Stored items
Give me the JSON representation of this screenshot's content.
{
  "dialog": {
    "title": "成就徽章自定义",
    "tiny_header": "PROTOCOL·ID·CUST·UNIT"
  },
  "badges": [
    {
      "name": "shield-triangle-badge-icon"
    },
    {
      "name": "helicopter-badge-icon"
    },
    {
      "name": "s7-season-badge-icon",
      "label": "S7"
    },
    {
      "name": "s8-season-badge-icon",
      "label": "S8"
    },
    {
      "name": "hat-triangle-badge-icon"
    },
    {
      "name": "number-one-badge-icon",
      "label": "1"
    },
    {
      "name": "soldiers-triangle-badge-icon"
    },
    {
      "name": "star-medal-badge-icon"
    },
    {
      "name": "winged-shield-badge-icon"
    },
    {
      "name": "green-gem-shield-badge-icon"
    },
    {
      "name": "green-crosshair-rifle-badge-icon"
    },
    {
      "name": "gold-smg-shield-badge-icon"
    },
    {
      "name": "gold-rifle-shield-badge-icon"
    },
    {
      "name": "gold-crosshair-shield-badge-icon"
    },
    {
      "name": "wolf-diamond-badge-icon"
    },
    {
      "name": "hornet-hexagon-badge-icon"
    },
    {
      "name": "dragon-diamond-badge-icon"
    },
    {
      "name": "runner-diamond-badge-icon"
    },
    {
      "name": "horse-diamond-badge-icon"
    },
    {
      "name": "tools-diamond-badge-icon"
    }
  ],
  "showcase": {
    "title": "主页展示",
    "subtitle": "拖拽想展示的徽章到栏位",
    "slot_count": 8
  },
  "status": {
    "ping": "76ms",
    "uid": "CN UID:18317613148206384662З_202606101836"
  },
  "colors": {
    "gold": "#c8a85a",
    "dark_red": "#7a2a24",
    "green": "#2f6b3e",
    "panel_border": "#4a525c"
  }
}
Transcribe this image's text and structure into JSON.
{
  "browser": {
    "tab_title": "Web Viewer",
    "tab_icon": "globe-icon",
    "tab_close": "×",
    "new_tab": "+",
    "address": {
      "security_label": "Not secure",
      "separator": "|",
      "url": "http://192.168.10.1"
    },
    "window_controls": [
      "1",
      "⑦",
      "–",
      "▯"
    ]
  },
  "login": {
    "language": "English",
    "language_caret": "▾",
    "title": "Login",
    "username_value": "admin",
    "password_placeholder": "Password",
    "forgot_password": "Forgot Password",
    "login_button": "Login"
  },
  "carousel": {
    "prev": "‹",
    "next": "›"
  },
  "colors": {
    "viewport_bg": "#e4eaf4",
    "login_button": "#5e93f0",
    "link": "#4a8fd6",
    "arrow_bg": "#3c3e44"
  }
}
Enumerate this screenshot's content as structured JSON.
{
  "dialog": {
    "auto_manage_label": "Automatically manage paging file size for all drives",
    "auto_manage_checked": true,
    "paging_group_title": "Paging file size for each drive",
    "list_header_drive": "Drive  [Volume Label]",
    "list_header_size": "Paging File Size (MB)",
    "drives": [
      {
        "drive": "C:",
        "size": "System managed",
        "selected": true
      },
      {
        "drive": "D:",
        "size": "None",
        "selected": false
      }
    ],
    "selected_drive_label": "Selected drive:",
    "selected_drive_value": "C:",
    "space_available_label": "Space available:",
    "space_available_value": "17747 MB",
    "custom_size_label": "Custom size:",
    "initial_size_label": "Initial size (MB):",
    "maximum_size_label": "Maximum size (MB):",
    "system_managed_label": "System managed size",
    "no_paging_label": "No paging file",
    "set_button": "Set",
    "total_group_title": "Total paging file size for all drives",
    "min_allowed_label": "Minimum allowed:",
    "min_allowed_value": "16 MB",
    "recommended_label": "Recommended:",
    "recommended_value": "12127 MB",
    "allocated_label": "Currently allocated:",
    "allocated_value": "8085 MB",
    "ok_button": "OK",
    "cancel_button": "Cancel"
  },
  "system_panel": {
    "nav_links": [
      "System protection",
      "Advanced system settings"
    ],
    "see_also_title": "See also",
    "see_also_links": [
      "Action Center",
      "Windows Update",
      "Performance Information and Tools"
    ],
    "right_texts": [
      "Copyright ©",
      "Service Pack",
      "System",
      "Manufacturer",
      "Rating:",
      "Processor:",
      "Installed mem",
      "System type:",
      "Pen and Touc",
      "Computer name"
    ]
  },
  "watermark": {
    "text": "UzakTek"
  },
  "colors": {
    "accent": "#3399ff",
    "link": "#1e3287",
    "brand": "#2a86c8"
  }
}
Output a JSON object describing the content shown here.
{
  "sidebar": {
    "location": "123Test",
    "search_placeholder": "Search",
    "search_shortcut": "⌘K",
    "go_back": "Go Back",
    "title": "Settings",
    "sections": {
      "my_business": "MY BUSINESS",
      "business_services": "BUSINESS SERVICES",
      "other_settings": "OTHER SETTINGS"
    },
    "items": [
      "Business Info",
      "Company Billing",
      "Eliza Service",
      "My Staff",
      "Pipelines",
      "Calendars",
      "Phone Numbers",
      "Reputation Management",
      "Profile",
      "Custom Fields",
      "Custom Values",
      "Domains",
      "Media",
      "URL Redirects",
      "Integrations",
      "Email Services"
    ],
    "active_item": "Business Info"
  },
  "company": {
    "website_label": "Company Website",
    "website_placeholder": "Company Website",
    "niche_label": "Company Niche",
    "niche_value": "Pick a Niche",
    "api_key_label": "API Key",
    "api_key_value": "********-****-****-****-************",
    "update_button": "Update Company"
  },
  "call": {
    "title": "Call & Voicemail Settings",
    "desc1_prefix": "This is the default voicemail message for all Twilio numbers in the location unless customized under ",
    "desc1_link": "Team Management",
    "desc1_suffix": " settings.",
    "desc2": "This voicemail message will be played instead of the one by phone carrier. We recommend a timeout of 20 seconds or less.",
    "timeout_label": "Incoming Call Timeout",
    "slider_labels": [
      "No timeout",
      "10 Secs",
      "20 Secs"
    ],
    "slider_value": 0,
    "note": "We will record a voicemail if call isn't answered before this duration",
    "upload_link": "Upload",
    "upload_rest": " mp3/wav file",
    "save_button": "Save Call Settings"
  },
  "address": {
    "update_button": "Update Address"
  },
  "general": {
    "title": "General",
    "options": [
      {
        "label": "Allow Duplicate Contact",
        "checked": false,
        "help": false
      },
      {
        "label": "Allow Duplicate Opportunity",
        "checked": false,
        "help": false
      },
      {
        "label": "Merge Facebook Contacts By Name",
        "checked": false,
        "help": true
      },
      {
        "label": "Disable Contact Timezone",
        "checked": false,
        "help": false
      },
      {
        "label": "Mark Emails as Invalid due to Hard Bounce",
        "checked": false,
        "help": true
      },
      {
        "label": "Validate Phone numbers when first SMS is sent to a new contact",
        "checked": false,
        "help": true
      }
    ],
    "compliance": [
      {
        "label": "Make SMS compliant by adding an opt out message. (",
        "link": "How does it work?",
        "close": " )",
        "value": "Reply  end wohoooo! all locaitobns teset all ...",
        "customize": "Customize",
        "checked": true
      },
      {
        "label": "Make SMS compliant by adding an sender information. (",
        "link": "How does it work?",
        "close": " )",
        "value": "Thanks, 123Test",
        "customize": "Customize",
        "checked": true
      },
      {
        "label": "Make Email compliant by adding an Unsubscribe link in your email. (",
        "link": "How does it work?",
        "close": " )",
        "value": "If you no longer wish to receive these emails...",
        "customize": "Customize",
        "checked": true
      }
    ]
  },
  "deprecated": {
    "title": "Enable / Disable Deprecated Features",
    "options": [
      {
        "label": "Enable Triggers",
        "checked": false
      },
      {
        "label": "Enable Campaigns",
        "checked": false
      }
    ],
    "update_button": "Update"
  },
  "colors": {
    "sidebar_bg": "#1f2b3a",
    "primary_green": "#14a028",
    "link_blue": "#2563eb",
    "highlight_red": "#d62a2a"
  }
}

▶ _REQUIREMENTS_:
Pull every line holding "compliant" out of the records.

▶ _FULL ANSWER_:
        "label": "Make SMS compliant by adding an opt out message. (",
        "label": "Make SMS compliant by adding an sender information. (",
        "label": "Make Email compliant by adding an Unsubscribe link in your email. (",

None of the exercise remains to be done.